*WORK TO DO:* Extract all of the entries and set them down verbatim.
** START OF RECORDS FOR PROCESSING **
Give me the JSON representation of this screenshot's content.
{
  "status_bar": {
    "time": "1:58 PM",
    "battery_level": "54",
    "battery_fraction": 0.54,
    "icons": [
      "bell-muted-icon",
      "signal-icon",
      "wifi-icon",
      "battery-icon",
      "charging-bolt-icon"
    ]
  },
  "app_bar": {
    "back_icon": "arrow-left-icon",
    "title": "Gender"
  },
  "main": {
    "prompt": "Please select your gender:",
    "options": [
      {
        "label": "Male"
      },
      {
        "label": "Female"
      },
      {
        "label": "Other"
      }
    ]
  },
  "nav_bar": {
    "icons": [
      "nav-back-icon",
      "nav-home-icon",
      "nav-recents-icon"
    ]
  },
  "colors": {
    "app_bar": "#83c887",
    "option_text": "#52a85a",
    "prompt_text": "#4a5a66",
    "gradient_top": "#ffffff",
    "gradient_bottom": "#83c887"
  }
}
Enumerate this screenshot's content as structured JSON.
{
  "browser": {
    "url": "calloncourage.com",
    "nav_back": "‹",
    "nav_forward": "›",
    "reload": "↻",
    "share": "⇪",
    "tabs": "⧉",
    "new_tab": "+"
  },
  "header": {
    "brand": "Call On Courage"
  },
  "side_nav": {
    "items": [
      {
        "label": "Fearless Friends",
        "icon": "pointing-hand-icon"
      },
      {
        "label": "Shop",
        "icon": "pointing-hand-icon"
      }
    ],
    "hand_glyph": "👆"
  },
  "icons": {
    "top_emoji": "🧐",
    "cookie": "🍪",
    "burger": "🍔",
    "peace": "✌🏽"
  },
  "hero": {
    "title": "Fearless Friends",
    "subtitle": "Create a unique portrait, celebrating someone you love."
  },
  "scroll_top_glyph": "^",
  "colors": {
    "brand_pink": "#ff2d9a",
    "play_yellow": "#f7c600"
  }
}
** END OF RECORDS FOR PROCESSING **
*FULL RESPONSE:*
Give me the JSON representation of this screenshot's content.
{
  "status_bar": {
    "time": "1:58 PM",
    "battery_level": "54",
    "battery_fraction": 0.54,
    "icons": [
      "bell-muted-icon",
      "signal-icon",
      "wifi-icon",
      "battery-icon",
      "charging-bolt-icon"
    ]
  },
  "app_bar": {
    "back_icon": "arrow-left-icon",
    "title": "Gender"
  },
  "main": {
    "prompt": "Please select your gender:",
    "options": [
      {
        "label": "Male"
      },
      {
        "label": "Female"
      },
      {
        "label": "Other"
      }
    ]
  },
  "nav_bar": {
    "icons": [
      "nav-back-icon",
      "nav-home-icon",
      "nav-recents-icon"
    ]
  },
  "colors": {
    "app_bar": "#83c887",
    "option_text": "#52a85a",
    "prompt_text": "#4a5a66",
    "gradient_top": "#ffffff",
    "gradient_bottom": "#83c887"
  }
}
Enumerate this screenshot's content as structured JSON.
{
  "browser": {
    "url": "calloncourage.com",
    "nav_back": "‹",
    "nav_forward": "›",
    "reload": "↻",
    "share": "⇪",
    "tabs": "⧉",
    "new_tab": "+"
  },
  "header": {
    "brand": "Call On Courage"
  },
  "side_nav": {
    "items": [
      {
        "label": "Fearless Friends",
        "icon": "pointing-hand-icon"
      },
      {
        "label": "Shop",
        "icon": "pointing-hand-icon"
      }
    ],
    "hand_glyph": "👆"
  },
  "icons": {
    "top_emoji": "🧐",
    "cookie": "🍪",
    "burger": "🍔",
    "peace": "✌🏽"
  },
  "hero": {
    "title": "Fearless Friends",
    "subtitle": "Create a unique portrait, celebrating someone you love."
  },
  "scroll_top_glyph": "^",
  "colors": {
    "brand_pink": "#ff2d9a",
    "play_yellow": "#f7c600"
  }
}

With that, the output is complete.